======== Records ========

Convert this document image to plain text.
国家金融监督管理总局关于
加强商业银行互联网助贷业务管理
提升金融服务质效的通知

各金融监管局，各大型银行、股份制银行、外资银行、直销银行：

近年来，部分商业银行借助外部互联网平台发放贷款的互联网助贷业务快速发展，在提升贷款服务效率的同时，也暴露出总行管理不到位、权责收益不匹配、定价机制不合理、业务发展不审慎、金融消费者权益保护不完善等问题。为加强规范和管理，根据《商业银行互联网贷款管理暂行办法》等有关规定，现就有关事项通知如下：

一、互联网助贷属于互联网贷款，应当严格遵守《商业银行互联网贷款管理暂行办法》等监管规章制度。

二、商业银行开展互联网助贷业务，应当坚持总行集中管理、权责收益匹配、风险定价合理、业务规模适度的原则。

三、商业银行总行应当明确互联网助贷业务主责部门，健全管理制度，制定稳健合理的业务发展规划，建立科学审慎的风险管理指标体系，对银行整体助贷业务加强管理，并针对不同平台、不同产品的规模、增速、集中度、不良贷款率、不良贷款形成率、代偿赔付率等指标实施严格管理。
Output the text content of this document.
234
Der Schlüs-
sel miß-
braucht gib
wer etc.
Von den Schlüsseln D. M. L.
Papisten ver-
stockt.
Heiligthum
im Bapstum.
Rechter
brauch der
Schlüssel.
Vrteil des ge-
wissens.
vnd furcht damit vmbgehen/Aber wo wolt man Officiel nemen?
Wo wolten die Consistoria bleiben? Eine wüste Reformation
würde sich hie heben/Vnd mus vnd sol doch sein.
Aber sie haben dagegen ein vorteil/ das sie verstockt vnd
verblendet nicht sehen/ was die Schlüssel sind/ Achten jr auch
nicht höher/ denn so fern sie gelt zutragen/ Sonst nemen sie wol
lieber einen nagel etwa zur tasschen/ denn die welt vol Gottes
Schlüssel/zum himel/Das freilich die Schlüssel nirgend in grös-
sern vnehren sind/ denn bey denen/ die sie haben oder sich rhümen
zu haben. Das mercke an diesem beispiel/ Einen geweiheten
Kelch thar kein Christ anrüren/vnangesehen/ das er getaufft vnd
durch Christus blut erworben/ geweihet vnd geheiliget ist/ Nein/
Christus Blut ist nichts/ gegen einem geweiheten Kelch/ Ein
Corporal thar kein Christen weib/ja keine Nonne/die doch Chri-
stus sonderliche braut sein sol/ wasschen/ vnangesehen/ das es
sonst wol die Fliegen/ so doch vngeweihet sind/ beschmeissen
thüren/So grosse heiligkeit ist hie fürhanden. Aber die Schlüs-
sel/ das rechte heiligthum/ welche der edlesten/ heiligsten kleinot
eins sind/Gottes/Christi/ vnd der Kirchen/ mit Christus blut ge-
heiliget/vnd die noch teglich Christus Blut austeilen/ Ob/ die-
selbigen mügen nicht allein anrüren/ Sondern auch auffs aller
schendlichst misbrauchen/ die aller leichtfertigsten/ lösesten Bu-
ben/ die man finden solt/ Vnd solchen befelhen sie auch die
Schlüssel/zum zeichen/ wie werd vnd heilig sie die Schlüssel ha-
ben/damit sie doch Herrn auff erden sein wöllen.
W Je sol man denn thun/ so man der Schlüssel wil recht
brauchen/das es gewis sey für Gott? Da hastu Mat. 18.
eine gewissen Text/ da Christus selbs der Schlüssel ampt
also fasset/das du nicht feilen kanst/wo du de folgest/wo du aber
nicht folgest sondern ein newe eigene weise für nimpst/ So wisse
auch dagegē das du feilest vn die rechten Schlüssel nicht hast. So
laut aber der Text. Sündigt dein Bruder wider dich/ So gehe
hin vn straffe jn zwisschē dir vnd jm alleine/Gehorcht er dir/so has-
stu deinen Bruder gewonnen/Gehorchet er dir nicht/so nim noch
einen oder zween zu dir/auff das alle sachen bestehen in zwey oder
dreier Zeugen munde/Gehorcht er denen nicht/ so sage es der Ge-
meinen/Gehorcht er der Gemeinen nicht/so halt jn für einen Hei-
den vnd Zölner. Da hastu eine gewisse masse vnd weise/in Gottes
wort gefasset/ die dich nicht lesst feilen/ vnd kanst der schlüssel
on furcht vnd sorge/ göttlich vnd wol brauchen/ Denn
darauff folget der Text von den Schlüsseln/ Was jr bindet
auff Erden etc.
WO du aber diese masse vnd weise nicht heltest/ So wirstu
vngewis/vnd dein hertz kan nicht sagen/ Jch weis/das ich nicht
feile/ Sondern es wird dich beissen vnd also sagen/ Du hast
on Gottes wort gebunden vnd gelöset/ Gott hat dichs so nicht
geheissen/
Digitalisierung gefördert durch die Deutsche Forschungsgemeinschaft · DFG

========

## What you need to do
All of the records must be repeated exactly.

## Exercise result
Convert this document image to plain text.
国家金融监督管理总局关于
加强商业银行互联网助贷业务管理
提升金融服务质效的通知

各金融监管局，各大型银行、股份制银行、外资银行、直销银行：

近年来，部分商业银行借助外部互联网平台发放贷款的互联网助贷业务快速发展，在提升贷款服务效率的同时，也暴露出总行管理不到位、权责收益不匹配、定价机制不合理、业务发展不审慎、金融消费者权益保护不完善等问题。为加强规范和管理，根据《商业银行互联网贷款管理暂行办法》等有关规定，现就有关事项通知如下：

一、互联网助贷属于互联网贷款，应当严格遵守《商业银行互联网贷款管理暂行办法》等监管规章制度。

二、商业银行开展互联网助贷业务，应当坚持总行集中管理、权责收益匹配、风险定价合理、业务规模适度的原则。

三、商业银行总行应当明确互联网助贷业务主责部门，健全管理制度，制定稳健合理的业务发展规划，建立科学审慎的风险管理指标体系，对银行整体助贷业务加强管理，并针对不同平台、不同产品的规模、增速、集中度、不良贷款率、不良贷款形成率、代偿赔付率等指标实施严格管理。
Output the text content of this document.
234
Der Schlüs-
sel miß-
braucht gib
wer etc.
Von den Schlüsseln D. M. L.
Papisten ver-
stockt.
Heiligthum
im Bapstum.
Rechter
brauch der
Schlüssel.
Vrteil des ge-
wissens.
vnd furcht damit vmbgehen/Aber wo wolt man Officiel nemen?
Wo wolten die Consistoria bleiben? Eine wüste Reformation
würde sich hie heben/Vnd mus vnd sol doch sein.
Aber sie haben dagegen ein vorteil/ das sie verstockt vnd
verblendet nicht sehen/ was die Schlüssel sind/ Achten jr auch
nicht höher/ denn so fern sie gelt zutragen/ Sonst nemen sie wol
lieber einen nagel etwa zur tasschen/ denn die welt vol Gottes
Schlüssel/zum himel/Das freilich die Schlüssel nirgend in grös-
sern vnehren sind/ denn bey denen/ die sie haben oder sich rhümen
zu haben. Das mercke an diesem beispiel/ Einen geweiheten
Kelch thar kein Christ anrüren/vnangesehen/ das er getaufft vnd
durch Christus blut erworben/ geweihet vnd geheiliget ist/ Nein/
Christus Blut ist nichts/ gegen einem geweiheten Kelch/ Ein
Corporal thar kein Christen weib/ja keine Nonne/die doch Chri-
stus sonderliche braut sein sol/ wasschen/ vnangesehen/ das es
sonst wol die Fliegen/ so doch vngeweihet sind/ beschmeissen
thüren/So grosse heiligkeit ist hie fürhanden. Aber die Schlüs-
sel/ das rechte heiligthum/ welche der edlesten/ heiligsten kleinot
eins sind/Gottes/Christi/ vnd der Kirchen/ mit Christus blut ge-
heiliget/vnd die noch teglich Christus Blut austeilen/ Ob/ die-
selbigen mügen nicht allein anrüren/ Sondern auch auffs aller
schendlichst misbrauchen/ die aller leichtfertigsten/ lösesten Bu-
ben/ die man finden solt/ Vnd solchen befelhen sie auch die
Schlüssel/zum zeichen/ wie werd vnd heilig sie die Schlüssel ha-
ben/damit sie doch Herrn auff erden sein wöllen.
W Je sol man denn thun/ so man der Schlüssel wil recht
brauchen/das es gewis sey für Gott? Da hastu Mat. 18.
eine gewissen Text/ da Christus selbs der Schlüssel ampt
also fasset/das du nicht feilen kanst/wo du de folgest/wo du aber
nicht folgest sondern ein newe eigene weise für nimpst/ So wisse
auch dagegē das du feilest vn die rechten Schlüssel nicht hast. So
laut aber der Text. Sündigt dein Bruder wider dich/ So gehe
hin vn straffe jn zwisschē dir vnd jm alleine/Gehorcht er dir/so has-
stu deinen Bruder gewonnen/Gehorchet er dir nicht/so nim noch
einen oder zween zu dir/auff das alle sachen bestehen in zwey oder
dreier Zeugen munde/Gehorcht er denen nicht/ so sage es der Ge-
meinen/Gehorcht er der Gemeinen nicht/so halt jn für einen Hei-
den vnd Zölner. Da hastu eine gewisse masse vnd weise/in Gottes
wort gefasset/ die dich nicht lesst feilen/ vnd kanst der schlüssel
on furcht vnd sorge/ göttlich vnd wol brauchen/ Denn
darauff folget der Text von den Schlüsseln/ Was jr bindet
auff Erden etc.
WO du aber diese masse vnd weise nicht heltest/ So wirstu
vngewis/vnd dein hertz kan nicht sagen/ Jch weis/das ich nicht
feile/ Sondern es wird dich beissen vnd also sagen/ Du hast
on Gottes wort gebunden vnd gelöset/ Gott hat dichs so nicht
geheissen/
Digitalisierung gefördert durch die Deutsche Forschungsgemeinschaft · DFG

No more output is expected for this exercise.